→ **GOAL**
Filter the records for lines holding the string "color".

[Lines of data]
§

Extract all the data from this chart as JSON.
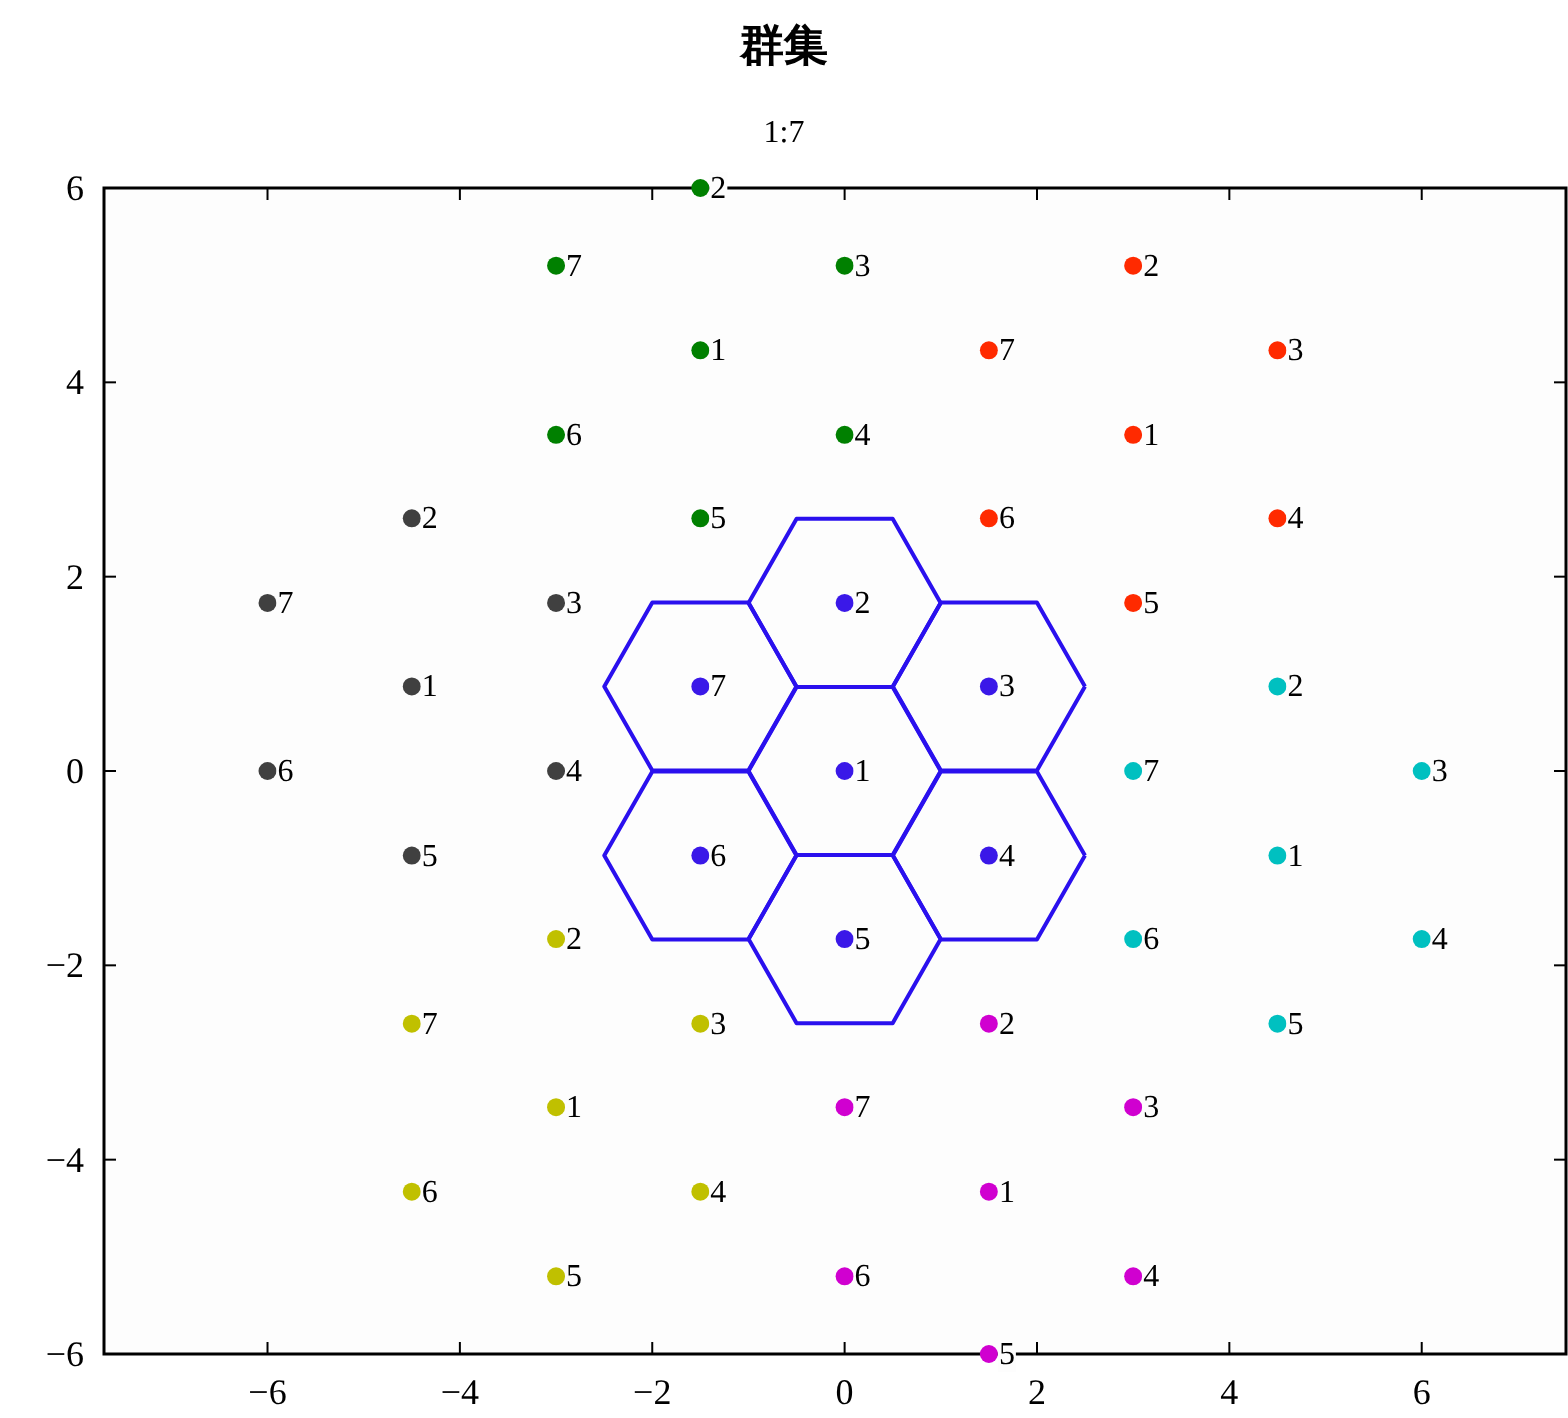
{
  "chart_data": {
    "type": "scatter",
    "title": "群集",
    "subtitle": "1:7",
    "xlim": [
      -7.7,
      7.5
    ],
    "ylim": [
      -6,
      6
    ],
    "xticks": [
      {
        "value": -6,
        "label": "−6"
      },
      {
        "value": -4,
        "label": "−4"
      },
      {
        "value": -2,
        "label": "−2"
      },
      0,
      2,
      4,
      6
    ],
    "yticks": [
      {
        "value": -6,
        "label": "−6"
      },
      {
        "value": -4,
        "label": "−4"
      },
      {
        "value": -2,
        "label": "−2"
      },
      0,
      2,
      4,
      6
    ],
    "marker": "circle",
    "series": [
      {
        "color": "#3a18e8",
        "x": [
          0,
          0,
          1.5,
          1.5,
          0,
          -1.5,
          -1.5
        ],
        "values": [
          0,
          1.73,
          0.87,
          -0.87,
          -1.73,
          -0.87,
          0.87
        ]
      },
      {
        "color": "#ff2a00",
        "x": [
          3,
          3,
          4.5,
          4.5,
          3,
          1.5,
          1.5
        ],
        "values": [
          3.46,
          5.2,
          4.33,
          2.6,
          1.73,
          2.6,
          4.33
        ]
      },
      {
        "color": "#008000",
        "x": [
          -1.5,
          -1.5,
          0,
          0,
          -1.5,
          -3,
          -3
        ],
        "values": [
          4.33,
          6.0,
          5.2,
          3.46,
          2.6,
          3.46,
          5.2
        ]
      },
      {
        "color": "#404040",
        "x": [
          -4.5,
          -4.5,
          -3,
          -3,
          -4.5,
          -6,
          -6
        ],
        "values": [
          0.87,
          2.6,
          1.73,
          0,
          -0.87,
          0,
          1.73
        ]
      },
      {
        "color": "#c0c000",
        "x": [
          -3,
          -3,
          -1.5,
          -1.5,
          -3,
          -4.5,
          -4.5
        ],
        "values": [
          -3.46,
          -1.73,
          -2.6,
          -4.33,
          -5.2,
          -4.33,
          -2.6
        ]
      },
      {
        "color": "#d000d0",
        "x": [
          1.5,
          1.5,
          3,
          3,
          1.5,
          0,
          0
        ],
        "values": [
          -4.33,
          -2.6,
          -3.46,
          -5.2,
          -6.0,
          -5.2,
          -3.46
        ]
      },
      {
        "color": "#00c0c0",
        "x": [
          4.5,
          4.5,
          6,
          6,
          4.5,
          3,
          3
        ],
        "values": [
          -0.87,
          0.87,
          0,
          -1.73,
          -2.6,
          -1.73,
          0
        ]
      }
    ],
    "annotations": [
      {
        "text": "1",
        "x": 0,
        "y": 0
      },
      {
        "text": "2",
        "x": 0,
        "y": 1.73
      },
      {
        "text": "3",
        "x": 1.5,
        "y": 0.87
      },
      {
        "text": "4",
        "x": 1.5,
        "y": -0.87
      },
      {
        "text": "5",
        "x": 0,
        "y": -1.73
      },
      {
        "text": "6",
        "x": -1.5,
        "y": -0.87
      },
      {
        "text": "7",
        "x": -1.5,
        "y": 0.87
      },
      {
        "text": "1",
        "x": 3,
        "y": 3.46
      },
      {
        "text": "2",
        "x": 3,
        "y": 5.2
      },
      {
        "text": "3",
        "x": 4.5,
        "y": 4.33
      },
      {
        "text": "4",
        "x": 4.5,
        "y": 2.6
      },
      {
        "text": "5",
        "x": 3,
        "y": 1.73
      },
      {
        "text": "6",
        "x": 1.5,
        "y": 2.6
      },
      {
        "text": "7",
        "x": 1.5,
        "y": 4.33
      },
      {
        "text": "1",
        "x": -1.5,
        "y": 4.33
      },
      {
        "text": "2",
        "x": -1.5,
        "y": 6.0
      },
      {
        "text": "3",
        "x": 0,
        "y": 5.2
      },
      {
        "text": "4",
        "x": 0,
        "y": 3.46
      },
      {
        "text": "5",
        "x": -1.5,
        "y": 2.6
      },
      {
        "text": "6",
        "x": -3,
        "y": 3.46
      },
      {
        "text": "7",
        "x": -3,
        "y": 5.2
      },
      {
        "text": "1",
        "x": -4.5,
        "y": 0.87
      },
      {
        "text": "2",
        "x": -4.5,
        "y": 2.6
      },
      {
        "text": "3",
        "x": -3,
        "y": 1.73
      },
      {
        "text": "4",
        "x": -3,
        "y": 0
      },
      {
        "text": "5",
        "x": -4.5,
        "y": -0.87
      },
      {
        "text": "6",
        "x": -6,
        "y": 0
      },
      {
        "text": "7",
        "x": -6,
        "y": 1.73
      },
      {
        "text": "1",
        "x": -3,
        "y": -3.46
      },
      {
        "text": "2",
        "x": -3,
        "y": -1.73
      },
      {
        "text": "3",
        "x": -1.5,
        "y": -2.6
      },
      {
        "text": "4",
        "x": -1.5,
        "y": -4.33
      },
      {
        "text": "5",
        "x": -3,
        "y": -5.2
      },
      {
        "text": "6",
        "x": -4.5,
        "y": -4.33
      },
      {
        "text": "7",
        "x": -4.5,
        "y": -2.6
      },
      {
        "text": "1",
        "x": 1.5,
        "y": -4.33
      },
      {
        "text": "2",
        "x": 1.5,
        "y": -2.6
      },
      {
        "text": "3",
        "x": 3,
        "y": -3.46
      },
      {
        "text": "4",
        "x": 3,
        "y": -5.2
      },
      {
        "text": "5",
        "x": 1.5,
        "y": -6.0
      },
      {
        "text": "6",
        "x": 0,
        "y": -5.2
      },
      {
        "text": "7",
        "x": 0,
        "y": -3.46
      },
      {
        "text": "1",
        "x": 4.5,
        "y": -0.87
      },
      {
        "text": "2",
        "x": 4.5,
        "y": 0.87
      },
      {
        "text": "3",
        "x": 6,
        "y": 0
      },
      {
        "text": "4",
        "x": 6,
        "y": -1.73
      },
      {
        "text": "5",
        "x": 4.5,
        "y": -2.6
      },
      {
        "text": "6",
        "x": 3,
        "y": -1.73
      },
      {
        "text": "7",
        "x": 3,
        "y": 0
      }
    ]
  }
}
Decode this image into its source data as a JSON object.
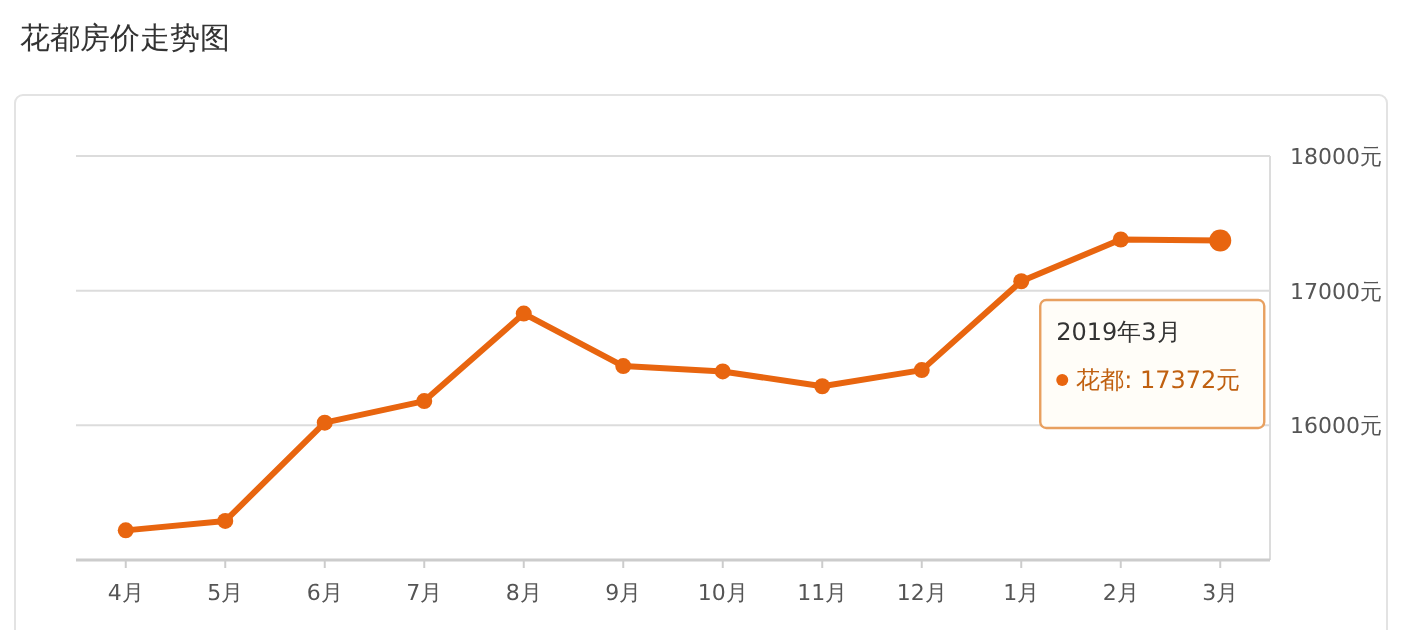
{
  "chart_data": {
    "type": "line",
    "title": "花都房价走势图",
    "categories": [
      "4月",
      "5月",
      "6月",
      "7月",
      "8月",
      "9月",
      "10月",
      "11月",
      "12月",
      "1月",
      "2月",
      "3月"
    ],
    "series": [
      {
        "color": "#e8650f",
        "values": [
          15220,
          15290,
          16020,
          16180,
          16830,
          16440,
          16400,
          16290,
          16410,
          17070,
          17380,
          17372
        ]
      }
    ],
    "ylim": [
      15000,
      18000
    ],
    "yticks": [
      {
        "value": 16000,
        "label": "16000元"
      },
      {
        "value": 17000,
        "label": "17000元"
      },
      {
        "value": 18000,
        "label": "18000元"
      }
    ],
    "grid": "y",
    "marker": "circle",
    "line_style": "solid",
    "annotations": [
      "2019年3月",
      "花都:  17372元"
    ]
  }
}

§

→ **RESPONSE**
        "color": "#3a18e8",
        "color": "#ff2a00",
        "color": "#008000",
        "color": "#404040",
        "color": "#c0c000",
        "color": "#d000d0",
        "color": "#00c0c0",
        "color": "#e8650f",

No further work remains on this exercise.